• TESTO DELLA PAGINA:
--- --- ---

E come la mettiamo con il sesso ai tempi del coronavirus? Un’altra risposta, a una domanda che chi più e chi meno si sarà posto, arriva da uno studio: il sesso è sicuro, il sesso è al sicuro. Sembra paradossale ma a quanto pare è più pericoloso un colpo di tosse, uno starnuto, un bacio che un amplesso. E questo perché uno studio condotto su un campione di uomini risultati positivi al Covid-19 non ha trovato tracce del virus nel seme. A guidare la ricerca il dottor Michael L. Eisenberg, dipartimento di Urologia dell’Università di Stanford, in California.

--- --- ---

• RECORD FORNITI:
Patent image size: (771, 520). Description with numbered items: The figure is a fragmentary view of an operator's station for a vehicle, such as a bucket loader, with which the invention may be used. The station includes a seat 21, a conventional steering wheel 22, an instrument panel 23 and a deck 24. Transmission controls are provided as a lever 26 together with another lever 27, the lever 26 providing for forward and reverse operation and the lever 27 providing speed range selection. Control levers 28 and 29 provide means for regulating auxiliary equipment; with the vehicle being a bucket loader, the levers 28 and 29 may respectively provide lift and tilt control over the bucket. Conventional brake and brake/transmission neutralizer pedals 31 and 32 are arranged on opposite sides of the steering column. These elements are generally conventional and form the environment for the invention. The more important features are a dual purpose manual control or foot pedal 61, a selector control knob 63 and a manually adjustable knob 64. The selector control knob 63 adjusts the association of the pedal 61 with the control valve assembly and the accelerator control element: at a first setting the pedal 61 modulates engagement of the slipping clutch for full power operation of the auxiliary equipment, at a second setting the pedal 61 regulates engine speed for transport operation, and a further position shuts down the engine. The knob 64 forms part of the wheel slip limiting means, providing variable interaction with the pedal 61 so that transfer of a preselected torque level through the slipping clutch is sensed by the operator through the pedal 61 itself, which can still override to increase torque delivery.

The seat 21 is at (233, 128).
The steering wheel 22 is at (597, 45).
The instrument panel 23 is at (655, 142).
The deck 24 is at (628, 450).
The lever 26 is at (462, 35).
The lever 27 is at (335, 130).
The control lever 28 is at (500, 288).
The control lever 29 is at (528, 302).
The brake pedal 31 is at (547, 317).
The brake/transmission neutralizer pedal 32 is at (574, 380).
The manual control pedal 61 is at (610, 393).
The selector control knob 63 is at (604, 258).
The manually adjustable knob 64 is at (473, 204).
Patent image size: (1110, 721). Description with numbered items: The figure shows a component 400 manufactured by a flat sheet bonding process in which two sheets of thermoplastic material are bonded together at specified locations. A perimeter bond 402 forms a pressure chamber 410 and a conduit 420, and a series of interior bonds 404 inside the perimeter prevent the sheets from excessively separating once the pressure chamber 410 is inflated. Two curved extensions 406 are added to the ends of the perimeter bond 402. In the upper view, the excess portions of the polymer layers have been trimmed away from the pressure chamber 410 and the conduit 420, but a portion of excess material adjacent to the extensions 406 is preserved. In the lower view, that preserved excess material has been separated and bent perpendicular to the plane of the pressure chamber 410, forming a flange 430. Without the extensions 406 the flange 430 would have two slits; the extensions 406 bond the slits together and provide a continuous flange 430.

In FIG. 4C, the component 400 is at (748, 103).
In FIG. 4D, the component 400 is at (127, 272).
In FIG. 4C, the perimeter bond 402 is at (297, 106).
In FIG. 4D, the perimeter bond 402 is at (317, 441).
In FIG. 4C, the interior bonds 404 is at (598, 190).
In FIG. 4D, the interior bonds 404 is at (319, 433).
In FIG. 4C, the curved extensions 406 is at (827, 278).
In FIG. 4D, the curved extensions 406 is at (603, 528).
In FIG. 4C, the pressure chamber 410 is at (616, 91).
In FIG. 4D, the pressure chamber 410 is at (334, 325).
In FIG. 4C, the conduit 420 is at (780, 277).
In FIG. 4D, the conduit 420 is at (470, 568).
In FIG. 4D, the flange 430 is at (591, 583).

--- --- ---

• ELENCO COMPITI:
1. Nel testo sul sesso ai tempi del coronavirus, riscrivi il passo da "E come la mettiamo" a "Stanford, in California." e sostituisci "amplesso" con "rapporto sessuale".
2. Scrivi il seguito del testo sul sesso ai tempi del coronavirus, partendo dopo l'ultima frase.

• RISPOSTE AI COMPITI:
1.
E come la mettiamo con il sesso ai tempi del coronavirus? Un’altra risposta, a una domanda che chi più e chi meno si sarà posto, arriva da uno studio: il sesso è sicuro, il sesso è al sicuro. Sembra paradossale ma a quanto pare è più pericoloso un colpo di tosse, uno starnuto, un bacio che un rapporto sessuale. E questo perché uno studio condotto su un campione di uomini risultati positivi al Covid-19 non ha trovato tracce del virus nel seme. A guidare la ricerca il dottor Michael L. Eisenberg, dipartimento di Urologia dell’Università di Stanford, in California.

2.
La ricerca è stata portata avanti da un gruppo di scienziati tra Stati Uniti e Cina su un campione di 34 uomini in età adulta. Tutti di nazionalità cinese che erano risultati positivi al virus, in media, circa un mese prima. Gli stessi scienziati hanno ammesso il campione esiguo del test e poi anche un’altra variabile: i partecipanti allo studio avevano sofferto solo forme lievi di contagio. E quindi i ricercatori non possono escludere che una forma di infezione più grave possa rendere un uomo più contagioso. “Un uomo gravemente malato di Covid-19 potrebbe avere una carica virale più elevata, il che potrebbe portare a una maggiore probabilità di infettare il seme. Al momento non abbiamo la risposta a questa domanda “, ha dichiarato il dottor James Hotaling, co-autore dello studio, in una nota stampa. “Ma sapere che non abbiamo trovato quel tipo di attività tra i pazienti – ha però continuato – che si stavano riprendendo da forme lievi a moderate della malattia è rassicurante“.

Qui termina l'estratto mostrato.